====== PAGE EXCERPT

20 Positive Ways to Confront Poor Performance

Jan 24, 2019

By Dan Rockwell

Lousy leaders whine about mediocrity, but they can’t or won’t have tough conversations. Excellence is a function of confronting performance issues. Call people to rise up or they will leave or lay down.

Exceptional organizations consist of exceptional people. Talent develops when we confront poor performance.

6 reasons performance deteriorates:

  1. Resentment, anger, and getting even.
  2. Overwork and overcommitment.
  3. Lack of clear direction.
  4. Unmatched skill sets.
  5. Distractions from meddling bosses.
  6. Organizational culture that accepts mediocrity.

20 ways to confront performance issues:

  1. Begin with the person not the performance. People aren’t machines.
  2. Manage your emotions. Your feelings are obvious.
  3. Act quickly. Delay invites mediocrity.
  4. Never allow a first conversation to be an accusation.
  5. Choose engagement over compliance.
  6. Become a partner not a superior.
  7. Commit to their success or begin the process of setting them lose.
  8. Assume responsibility. Blame invites defensiveness. Own your responsibility to develop their best.
  9. Use “I” more than “you.”
  10. Ask them to assess their performance, first.
  11. Don’t use job descriptions as a crutch. Official documents create distance not connection.
  12. Explain their unique and essential contribution. Describe how declining performance lessens meaningful impact.

============
====== COLLECTED MATERIAL

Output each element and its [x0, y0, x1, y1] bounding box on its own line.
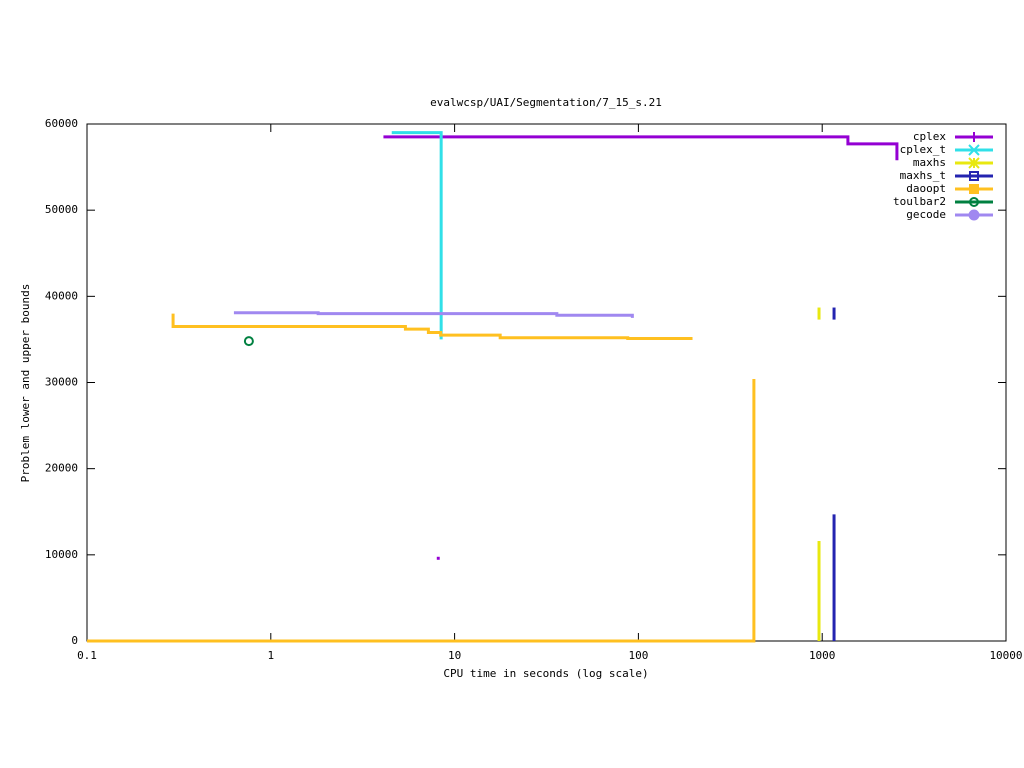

============

▸ **YOUR GOAL**
According to the article on confronting poor performance, what does blame invite? Nothing in the listing is needed here.

▸ **CORRECT ANSWER**
Defensiveness.